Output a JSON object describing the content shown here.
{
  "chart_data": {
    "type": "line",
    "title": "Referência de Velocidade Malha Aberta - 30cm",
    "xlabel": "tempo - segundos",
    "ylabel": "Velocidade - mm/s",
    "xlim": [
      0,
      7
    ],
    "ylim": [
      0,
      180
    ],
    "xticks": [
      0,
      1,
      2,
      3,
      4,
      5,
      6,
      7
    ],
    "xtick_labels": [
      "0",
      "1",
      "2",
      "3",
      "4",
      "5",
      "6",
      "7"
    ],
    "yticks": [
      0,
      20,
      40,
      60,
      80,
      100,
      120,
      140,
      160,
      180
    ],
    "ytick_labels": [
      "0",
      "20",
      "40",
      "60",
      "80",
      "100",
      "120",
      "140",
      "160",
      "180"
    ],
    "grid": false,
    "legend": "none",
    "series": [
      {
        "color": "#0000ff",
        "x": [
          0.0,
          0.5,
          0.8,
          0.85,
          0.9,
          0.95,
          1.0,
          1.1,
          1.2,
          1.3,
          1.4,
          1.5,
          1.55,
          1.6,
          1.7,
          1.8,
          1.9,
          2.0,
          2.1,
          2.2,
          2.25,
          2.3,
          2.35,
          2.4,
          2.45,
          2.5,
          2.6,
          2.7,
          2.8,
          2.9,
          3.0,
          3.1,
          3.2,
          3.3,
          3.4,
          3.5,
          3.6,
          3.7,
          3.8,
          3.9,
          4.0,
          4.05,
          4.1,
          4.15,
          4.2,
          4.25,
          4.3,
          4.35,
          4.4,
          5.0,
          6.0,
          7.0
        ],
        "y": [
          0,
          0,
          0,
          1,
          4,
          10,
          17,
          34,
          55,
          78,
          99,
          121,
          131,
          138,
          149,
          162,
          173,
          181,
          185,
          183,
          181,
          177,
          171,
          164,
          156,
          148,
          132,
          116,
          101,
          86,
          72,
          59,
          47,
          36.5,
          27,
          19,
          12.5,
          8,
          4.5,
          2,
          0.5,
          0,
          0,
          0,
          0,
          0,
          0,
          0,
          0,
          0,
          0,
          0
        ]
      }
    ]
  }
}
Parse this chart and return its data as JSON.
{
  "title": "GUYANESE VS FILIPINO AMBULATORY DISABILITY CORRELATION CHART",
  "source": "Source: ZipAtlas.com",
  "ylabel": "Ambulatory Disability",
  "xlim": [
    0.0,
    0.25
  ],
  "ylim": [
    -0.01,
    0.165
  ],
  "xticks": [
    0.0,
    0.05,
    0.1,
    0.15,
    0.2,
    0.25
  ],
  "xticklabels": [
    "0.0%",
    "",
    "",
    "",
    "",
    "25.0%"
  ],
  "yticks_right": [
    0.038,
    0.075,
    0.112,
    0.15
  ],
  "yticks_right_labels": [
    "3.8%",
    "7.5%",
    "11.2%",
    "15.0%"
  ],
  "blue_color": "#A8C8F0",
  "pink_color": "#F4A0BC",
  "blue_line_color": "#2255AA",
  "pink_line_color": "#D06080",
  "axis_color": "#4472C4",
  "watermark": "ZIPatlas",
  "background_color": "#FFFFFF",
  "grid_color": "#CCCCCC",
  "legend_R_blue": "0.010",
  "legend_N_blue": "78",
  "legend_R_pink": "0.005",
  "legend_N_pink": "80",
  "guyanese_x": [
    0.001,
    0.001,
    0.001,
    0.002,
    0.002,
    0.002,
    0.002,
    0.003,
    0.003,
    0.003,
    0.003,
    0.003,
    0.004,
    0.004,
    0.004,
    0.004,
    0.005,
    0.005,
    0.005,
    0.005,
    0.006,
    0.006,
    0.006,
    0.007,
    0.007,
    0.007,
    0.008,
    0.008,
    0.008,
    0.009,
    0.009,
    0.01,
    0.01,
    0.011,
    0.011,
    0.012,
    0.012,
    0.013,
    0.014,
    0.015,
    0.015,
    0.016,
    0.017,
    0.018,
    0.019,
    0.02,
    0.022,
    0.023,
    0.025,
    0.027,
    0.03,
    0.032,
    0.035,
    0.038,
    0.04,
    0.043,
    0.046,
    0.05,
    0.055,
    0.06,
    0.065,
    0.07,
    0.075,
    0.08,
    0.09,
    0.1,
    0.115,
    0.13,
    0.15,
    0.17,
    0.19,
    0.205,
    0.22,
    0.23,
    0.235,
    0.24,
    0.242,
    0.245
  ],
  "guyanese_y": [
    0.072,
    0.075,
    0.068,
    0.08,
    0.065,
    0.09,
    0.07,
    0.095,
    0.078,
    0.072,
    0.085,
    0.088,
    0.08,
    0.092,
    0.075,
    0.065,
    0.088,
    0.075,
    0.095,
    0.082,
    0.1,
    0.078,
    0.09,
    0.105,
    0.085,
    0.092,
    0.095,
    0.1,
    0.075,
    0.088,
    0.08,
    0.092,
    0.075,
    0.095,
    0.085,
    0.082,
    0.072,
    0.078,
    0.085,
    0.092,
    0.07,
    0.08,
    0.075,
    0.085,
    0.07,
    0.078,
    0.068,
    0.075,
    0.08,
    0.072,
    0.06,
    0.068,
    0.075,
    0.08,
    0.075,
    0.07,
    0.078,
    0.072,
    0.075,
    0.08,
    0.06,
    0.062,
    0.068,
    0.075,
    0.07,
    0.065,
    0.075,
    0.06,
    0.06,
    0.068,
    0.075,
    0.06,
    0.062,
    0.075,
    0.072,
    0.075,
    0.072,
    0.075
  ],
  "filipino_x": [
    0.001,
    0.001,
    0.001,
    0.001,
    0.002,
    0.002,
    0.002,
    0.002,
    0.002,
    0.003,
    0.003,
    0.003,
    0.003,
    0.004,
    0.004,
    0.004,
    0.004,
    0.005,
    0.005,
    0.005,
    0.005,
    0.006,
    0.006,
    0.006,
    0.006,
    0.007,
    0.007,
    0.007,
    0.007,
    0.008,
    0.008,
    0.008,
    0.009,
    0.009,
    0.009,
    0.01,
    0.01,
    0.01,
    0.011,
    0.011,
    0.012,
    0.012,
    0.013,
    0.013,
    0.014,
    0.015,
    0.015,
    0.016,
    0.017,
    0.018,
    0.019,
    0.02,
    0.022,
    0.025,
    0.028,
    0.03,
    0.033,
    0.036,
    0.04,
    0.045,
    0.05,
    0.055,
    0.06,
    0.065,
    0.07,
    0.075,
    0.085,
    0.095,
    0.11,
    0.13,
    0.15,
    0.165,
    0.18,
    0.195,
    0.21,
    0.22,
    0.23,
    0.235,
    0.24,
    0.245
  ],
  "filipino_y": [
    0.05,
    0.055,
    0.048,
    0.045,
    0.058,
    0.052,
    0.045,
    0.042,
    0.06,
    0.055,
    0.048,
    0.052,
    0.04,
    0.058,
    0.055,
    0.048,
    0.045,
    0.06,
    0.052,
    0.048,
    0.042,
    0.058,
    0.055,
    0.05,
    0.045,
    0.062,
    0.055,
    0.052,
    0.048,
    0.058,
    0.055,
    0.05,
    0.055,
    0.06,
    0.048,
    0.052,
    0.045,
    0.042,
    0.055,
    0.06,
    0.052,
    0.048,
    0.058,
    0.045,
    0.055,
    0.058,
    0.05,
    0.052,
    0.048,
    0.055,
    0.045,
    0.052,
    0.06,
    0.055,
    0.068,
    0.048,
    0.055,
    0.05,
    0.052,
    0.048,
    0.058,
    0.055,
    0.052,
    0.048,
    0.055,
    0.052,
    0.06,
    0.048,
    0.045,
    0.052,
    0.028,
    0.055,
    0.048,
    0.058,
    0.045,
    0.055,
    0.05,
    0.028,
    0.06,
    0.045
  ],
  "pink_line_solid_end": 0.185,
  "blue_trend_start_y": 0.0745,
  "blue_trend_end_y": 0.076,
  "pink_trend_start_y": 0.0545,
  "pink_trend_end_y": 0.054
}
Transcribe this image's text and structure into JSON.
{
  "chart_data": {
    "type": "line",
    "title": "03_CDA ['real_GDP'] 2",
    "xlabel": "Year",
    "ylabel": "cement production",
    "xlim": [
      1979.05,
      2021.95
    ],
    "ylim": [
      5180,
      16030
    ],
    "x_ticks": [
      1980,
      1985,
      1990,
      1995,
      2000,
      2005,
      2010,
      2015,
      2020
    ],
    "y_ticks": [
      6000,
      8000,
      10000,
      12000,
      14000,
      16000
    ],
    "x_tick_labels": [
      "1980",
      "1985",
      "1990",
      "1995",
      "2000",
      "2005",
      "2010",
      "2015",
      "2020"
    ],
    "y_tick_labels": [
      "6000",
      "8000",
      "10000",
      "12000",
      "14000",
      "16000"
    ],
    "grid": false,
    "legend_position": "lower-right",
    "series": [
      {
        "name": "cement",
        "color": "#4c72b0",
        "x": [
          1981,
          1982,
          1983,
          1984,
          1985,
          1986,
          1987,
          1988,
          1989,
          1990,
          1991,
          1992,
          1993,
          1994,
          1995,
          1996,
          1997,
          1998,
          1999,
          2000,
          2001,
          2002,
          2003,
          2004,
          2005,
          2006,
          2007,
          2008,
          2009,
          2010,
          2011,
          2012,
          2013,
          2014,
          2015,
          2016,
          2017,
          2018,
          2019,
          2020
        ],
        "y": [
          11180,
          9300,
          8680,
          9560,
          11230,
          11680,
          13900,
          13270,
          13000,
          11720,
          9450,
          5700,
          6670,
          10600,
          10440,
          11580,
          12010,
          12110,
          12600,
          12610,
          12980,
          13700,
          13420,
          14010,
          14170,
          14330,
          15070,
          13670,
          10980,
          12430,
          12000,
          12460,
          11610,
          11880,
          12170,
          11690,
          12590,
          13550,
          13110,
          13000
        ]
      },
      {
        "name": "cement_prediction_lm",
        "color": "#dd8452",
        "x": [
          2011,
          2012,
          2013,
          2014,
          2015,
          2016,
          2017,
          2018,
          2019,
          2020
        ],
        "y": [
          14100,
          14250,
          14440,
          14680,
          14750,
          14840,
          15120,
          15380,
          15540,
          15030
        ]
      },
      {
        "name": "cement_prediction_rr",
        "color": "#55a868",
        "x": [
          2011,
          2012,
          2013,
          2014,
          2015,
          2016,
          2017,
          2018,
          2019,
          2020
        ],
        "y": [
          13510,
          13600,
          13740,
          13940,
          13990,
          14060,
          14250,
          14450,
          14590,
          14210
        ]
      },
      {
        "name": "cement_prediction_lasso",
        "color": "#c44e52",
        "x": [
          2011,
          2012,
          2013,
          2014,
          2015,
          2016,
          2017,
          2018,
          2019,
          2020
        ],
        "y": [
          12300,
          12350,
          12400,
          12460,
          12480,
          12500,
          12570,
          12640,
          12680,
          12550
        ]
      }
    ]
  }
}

# # # # # # #

GIVEN INSTRUCTION: Go through the listing above and list every line that has the word "ylabel".

COMPLETE ANSWER:
    "ylabel": "Velocidade - mm/s",
  "ylabel": "Ambulatory Disability",
    "ylabel": "cement production",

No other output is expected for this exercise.